*EXERCISE BRIEF*: From the entries that follow, extract each line holding the string "subtitle".
━━━
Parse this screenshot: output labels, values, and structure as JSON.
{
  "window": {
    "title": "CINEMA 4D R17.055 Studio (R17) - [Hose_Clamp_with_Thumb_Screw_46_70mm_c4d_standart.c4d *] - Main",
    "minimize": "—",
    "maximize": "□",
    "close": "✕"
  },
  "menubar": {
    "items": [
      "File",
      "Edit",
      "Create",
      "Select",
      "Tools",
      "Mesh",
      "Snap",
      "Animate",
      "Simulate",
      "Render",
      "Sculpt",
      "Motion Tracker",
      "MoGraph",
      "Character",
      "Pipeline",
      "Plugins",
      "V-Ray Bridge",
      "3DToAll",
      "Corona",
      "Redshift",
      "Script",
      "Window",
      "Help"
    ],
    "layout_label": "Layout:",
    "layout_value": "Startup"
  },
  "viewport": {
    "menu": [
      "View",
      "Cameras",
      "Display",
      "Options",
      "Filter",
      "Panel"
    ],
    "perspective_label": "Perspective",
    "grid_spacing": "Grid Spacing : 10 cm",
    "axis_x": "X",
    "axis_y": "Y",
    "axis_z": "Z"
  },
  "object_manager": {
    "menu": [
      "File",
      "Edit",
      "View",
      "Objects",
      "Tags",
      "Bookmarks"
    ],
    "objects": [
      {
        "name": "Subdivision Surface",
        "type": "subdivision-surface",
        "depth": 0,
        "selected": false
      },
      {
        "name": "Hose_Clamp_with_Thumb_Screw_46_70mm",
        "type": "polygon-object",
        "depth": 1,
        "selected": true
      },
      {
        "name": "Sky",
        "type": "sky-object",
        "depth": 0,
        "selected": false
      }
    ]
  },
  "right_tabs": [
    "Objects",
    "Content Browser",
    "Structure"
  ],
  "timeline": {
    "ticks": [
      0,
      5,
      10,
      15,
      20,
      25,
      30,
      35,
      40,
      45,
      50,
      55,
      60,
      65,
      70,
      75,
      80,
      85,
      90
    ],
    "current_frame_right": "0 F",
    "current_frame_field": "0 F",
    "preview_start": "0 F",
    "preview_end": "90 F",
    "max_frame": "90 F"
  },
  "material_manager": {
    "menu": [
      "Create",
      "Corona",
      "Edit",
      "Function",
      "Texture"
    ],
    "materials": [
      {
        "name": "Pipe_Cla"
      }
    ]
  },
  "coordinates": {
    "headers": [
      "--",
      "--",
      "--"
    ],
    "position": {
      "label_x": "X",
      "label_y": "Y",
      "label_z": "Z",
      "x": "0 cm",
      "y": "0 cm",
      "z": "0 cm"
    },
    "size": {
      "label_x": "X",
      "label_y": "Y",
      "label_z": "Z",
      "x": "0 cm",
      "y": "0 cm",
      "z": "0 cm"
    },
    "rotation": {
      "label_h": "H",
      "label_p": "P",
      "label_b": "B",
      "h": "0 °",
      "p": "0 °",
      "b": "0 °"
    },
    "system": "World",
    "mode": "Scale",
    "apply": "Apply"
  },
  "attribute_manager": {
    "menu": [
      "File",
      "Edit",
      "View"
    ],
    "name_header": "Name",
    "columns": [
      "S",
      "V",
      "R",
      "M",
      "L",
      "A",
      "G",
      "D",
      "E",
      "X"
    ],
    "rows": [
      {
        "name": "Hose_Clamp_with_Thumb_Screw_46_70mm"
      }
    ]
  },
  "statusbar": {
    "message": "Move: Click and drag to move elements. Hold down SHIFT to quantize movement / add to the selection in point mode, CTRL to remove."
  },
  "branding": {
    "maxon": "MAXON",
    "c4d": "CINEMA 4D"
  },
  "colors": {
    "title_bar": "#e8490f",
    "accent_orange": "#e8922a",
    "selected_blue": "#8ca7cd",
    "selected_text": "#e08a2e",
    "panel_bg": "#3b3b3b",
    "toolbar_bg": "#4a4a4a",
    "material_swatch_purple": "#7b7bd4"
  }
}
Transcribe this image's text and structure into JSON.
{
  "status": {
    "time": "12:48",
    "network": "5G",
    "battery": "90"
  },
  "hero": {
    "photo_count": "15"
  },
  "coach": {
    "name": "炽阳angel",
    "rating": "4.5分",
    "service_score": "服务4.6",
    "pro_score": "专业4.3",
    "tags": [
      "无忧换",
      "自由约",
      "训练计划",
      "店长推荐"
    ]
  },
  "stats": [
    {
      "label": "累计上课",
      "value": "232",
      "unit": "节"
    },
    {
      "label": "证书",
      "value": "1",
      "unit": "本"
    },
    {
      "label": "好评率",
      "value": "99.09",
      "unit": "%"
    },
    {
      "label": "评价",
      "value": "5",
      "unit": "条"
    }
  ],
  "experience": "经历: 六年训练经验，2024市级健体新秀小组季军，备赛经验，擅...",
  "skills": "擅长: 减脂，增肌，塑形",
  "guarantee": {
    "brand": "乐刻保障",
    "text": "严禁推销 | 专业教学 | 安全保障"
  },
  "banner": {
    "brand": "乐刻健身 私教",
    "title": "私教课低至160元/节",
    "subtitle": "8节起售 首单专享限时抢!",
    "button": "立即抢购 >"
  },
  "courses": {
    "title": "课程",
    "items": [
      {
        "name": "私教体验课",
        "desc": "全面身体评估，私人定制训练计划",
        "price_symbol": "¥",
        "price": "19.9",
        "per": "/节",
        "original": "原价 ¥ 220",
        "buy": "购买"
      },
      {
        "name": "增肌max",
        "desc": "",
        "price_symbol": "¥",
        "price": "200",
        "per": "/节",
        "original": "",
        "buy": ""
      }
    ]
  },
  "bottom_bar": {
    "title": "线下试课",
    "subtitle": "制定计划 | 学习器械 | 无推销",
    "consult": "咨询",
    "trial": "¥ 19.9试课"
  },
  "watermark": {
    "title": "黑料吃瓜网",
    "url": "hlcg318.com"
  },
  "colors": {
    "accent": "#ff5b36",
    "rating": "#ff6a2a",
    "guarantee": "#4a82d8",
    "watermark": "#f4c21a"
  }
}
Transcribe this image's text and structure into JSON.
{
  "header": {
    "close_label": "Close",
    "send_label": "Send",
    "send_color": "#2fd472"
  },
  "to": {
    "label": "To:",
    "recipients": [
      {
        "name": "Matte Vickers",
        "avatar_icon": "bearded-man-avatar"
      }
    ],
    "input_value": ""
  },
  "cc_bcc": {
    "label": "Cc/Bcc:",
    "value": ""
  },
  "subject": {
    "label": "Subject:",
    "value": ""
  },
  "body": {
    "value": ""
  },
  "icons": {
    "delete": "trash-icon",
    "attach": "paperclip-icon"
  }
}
━━━
*EXERCISE ANSWER*:
    "subtitle": "8节起售 首单专享限时抢!",
    "subtitle": "制定计划 | 学习器械 | 无推销",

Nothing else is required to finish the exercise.